Source:
+-------+

Coder Social home page Coder Social logo

peopledoc / django-ltree-demo Goto Github PK

View Code? Open in Web Editor NEW
89.0 12.0 12.0 18 KB

A demo for storing and querying trees in Django using PostgreSQL

License: MIT License

Python 100.00%
django hierarchical-data ltree postgresql python trees ghec-mig-migrated approved-public

django-ltree-demo's Introduction

How to store trees with Django & PostgreSQL

Rationale

If you ever had the need to store hierarchical data (trees) with Django, you probably had to use a library like django-mptt or django-treebeard. Those libraries work fine at a small scale, but here at PeopleDoc we have encountered a lot of issues when using them at a bigger scale (tables with hundreds of thousands of rows and quite a lot of writings).

It turns out that storing trees in a database has been a solved problem since a long time, at least with PostgreSQL. The ltree extension provides a convenient data structure which is very fast on reads, and with almost no impact on writes. The algorithm used is very close to django-treebeard's materialized paths, but with all the power of PostgreSQL.

+-------+

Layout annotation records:
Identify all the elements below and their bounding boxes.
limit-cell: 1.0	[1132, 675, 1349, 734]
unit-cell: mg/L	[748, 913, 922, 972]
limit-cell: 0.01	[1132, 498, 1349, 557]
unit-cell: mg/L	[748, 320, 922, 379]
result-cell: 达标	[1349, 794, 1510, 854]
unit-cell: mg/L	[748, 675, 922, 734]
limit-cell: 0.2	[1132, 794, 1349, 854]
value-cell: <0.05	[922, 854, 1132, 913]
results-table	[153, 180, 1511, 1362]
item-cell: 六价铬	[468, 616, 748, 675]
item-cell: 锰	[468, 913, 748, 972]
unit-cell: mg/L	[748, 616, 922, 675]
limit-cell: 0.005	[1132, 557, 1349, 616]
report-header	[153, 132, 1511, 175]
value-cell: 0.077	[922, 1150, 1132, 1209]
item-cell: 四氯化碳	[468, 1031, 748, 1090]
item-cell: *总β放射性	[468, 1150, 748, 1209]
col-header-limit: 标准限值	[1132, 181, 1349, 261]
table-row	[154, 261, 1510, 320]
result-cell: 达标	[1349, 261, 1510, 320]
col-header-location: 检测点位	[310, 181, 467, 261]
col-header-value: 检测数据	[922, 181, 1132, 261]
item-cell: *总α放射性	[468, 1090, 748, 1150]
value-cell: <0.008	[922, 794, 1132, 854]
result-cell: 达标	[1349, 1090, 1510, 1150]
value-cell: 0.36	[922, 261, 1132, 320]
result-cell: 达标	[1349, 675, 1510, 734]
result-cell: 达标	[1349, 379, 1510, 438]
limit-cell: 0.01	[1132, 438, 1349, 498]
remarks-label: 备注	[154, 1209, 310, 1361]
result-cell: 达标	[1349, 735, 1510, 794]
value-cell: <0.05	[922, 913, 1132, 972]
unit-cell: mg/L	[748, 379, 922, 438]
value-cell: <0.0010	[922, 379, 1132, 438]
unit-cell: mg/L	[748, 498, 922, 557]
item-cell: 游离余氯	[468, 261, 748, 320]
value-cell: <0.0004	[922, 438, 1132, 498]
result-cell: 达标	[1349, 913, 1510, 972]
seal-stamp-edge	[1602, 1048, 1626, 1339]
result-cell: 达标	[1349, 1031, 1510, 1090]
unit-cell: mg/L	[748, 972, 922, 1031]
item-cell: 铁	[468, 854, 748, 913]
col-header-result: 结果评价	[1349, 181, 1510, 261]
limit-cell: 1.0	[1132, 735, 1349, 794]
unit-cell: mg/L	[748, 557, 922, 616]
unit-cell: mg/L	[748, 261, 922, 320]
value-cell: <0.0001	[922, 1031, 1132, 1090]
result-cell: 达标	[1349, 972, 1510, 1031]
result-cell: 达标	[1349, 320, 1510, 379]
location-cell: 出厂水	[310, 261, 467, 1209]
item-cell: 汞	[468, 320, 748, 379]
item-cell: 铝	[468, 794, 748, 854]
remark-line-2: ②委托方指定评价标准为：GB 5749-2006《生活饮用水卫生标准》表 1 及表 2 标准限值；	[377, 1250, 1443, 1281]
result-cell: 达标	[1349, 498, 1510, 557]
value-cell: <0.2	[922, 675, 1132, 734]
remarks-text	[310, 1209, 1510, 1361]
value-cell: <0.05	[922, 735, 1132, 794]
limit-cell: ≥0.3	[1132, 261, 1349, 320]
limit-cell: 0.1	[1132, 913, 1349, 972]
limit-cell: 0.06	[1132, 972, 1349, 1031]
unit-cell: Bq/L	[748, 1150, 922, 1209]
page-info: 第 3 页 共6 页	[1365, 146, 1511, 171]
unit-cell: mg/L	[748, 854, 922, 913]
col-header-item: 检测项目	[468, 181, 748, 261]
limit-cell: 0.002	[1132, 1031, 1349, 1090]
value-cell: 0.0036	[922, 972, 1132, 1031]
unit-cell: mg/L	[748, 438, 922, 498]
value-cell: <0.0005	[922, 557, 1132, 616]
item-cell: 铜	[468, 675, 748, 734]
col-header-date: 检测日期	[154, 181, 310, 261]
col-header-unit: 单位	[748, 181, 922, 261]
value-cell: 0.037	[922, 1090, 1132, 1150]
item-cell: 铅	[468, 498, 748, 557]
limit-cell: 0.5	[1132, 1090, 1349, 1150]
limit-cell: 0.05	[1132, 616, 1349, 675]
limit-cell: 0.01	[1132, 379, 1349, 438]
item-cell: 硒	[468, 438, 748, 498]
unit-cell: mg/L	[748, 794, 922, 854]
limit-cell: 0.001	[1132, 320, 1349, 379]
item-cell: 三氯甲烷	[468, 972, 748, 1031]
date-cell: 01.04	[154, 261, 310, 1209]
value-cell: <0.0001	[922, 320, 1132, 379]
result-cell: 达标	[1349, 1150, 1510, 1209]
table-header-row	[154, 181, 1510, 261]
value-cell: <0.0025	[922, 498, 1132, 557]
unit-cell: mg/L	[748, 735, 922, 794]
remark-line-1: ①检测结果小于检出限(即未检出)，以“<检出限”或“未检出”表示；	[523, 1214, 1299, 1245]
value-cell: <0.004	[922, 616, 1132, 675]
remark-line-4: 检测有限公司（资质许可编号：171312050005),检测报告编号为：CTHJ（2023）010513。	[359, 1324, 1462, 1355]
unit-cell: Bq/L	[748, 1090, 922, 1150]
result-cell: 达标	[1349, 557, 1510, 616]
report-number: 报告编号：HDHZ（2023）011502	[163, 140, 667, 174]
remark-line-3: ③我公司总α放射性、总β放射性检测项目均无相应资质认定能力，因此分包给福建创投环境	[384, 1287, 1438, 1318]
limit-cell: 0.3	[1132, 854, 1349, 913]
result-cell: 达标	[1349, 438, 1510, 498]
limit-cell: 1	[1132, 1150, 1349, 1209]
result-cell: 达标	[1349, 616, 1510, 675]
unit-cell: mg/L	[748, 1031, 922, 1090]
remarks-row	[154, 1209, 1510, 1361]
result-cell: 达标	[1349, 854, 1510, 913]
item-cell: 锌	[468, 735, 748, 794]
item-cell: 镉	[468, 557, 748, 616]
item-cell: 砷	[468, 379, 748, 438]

+-------+

Task list:
A – Using the django-ltree-demo page, answer these:
(i) What license is the project released under?
(ii) Which two libraries does it say you probably had to use to store trees with Django?
(iii) The algorithm behind the ltree extension is very close to what feature of django-treebeard?
B – Pick up the django-ltree-demo page right after its last sentence and keep writing it.

Answers to the tasks:
A –
(i) MIT License
(ii) django-mptt and django-treebeard
(iii) Its materialized paths

B –
The main downside of using ltree is that you have to maintain the materialized path yourself. It doesn't come with any tool to do it automatically. But fortunately, it's actually quite simple to maintain this path using PostgreSQL triggers!

Integration with Django

In demo/categories/ltree.py you will find a very simple Django field for the ltree data type. This field can be used in any Django model, and adds two lookups: descendant and ancestor. Those lookups allow you to query the descendants or the ancestors of any object with a very simple SQL query.

For example, let's say you have the following model:

from django.db import models

from project.ltree import LtreeField


class Category(models.Model):
  parent = models.ForeignKey('self', null=True)
  code = models.CharField(maxlength=32, unique=True)
  path = LtreeField()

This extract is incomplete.